▶ _Job_
Transcribe the full listing below exactly.

▶ _Entries_
## BEGIN

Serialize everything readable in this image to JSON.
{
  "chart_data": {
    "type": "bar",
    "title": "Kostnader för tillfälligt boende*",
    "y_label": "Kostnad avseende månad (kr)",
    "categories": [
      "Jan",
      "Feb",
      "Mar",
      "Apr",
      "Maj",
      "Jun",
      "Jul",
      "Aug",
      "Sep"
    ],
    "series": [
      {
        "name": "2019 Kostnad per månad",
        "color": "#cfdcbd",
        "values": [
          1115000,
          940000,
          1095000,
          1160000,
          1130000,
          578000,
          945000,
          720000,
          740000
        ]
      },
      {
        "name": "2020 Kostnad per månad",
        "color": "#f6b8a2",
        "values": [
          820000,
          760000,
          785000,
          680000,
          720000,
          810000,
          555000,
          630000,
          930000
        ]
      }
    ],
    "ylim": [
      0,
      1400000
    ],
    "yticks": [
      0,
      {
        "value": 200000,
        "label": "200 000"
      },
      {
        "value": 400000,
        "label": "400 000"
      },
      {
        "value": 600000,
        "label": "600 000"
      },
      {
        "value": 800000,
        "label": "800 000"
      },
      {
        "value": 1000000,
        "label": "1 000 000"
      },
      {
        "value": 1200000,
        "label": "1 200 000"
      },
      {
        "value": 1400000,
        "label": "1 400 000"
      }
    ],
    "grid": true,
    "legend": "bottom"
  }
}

## END

▶ _The response_
Serialize everything readable in this image to JSON.
{
  "chart_data": {
    "type": "bar",
    "title": "Kostnader för tillfälligt boende*",
    "y_label": "Kostnad avseende månad (kr)",
    "categories": [
      "Jan",
      "Feb",
      "Mar",
      "Apr",
      "Maj",
      "Jun",
      "Jul",
      "Aug",
      "Sep"
    ],
    "series": [
      {
        "name": "2019 Kostnad per månad",
        "color": "#cfdcbd",
        "values": [
          1115000,
          940000,
          1095000,
          1160000,
          1130000,
          578000,
          945000,
          720000,
          740000
        ]
      },
      {
        "name": "2020 Kostnad per månad",
        "color": "#f6b8a2",
        "values": [
          820000,
          760000,
          785000,
          680000,
          720000,
          810000,
          555000,
          630000,
          930000
        ]
      }
    ],
    "ylim": [
      0,
      1400000
    ],
    "yticks": [
      0,
      {
        "value": 200000,
        "label": "200 000"
      },
      {
        "value": 400000,
        "label": "400 000"
      },
      {
        "value": 600000,
        "label": "600 000"
      },
      {
        "value": 800000,
        "label": "800 000"
      },
      {
        "value": 1000000,
        "label": "1 000 000"
      },
      {
        "value": 1200000,
        "label": "1 200 000"
      },
      {
        "value": 1400000,
        "label": "1 400 000"
      }
    ],
    "grid": true,
    "legend": "bottom"
  }
}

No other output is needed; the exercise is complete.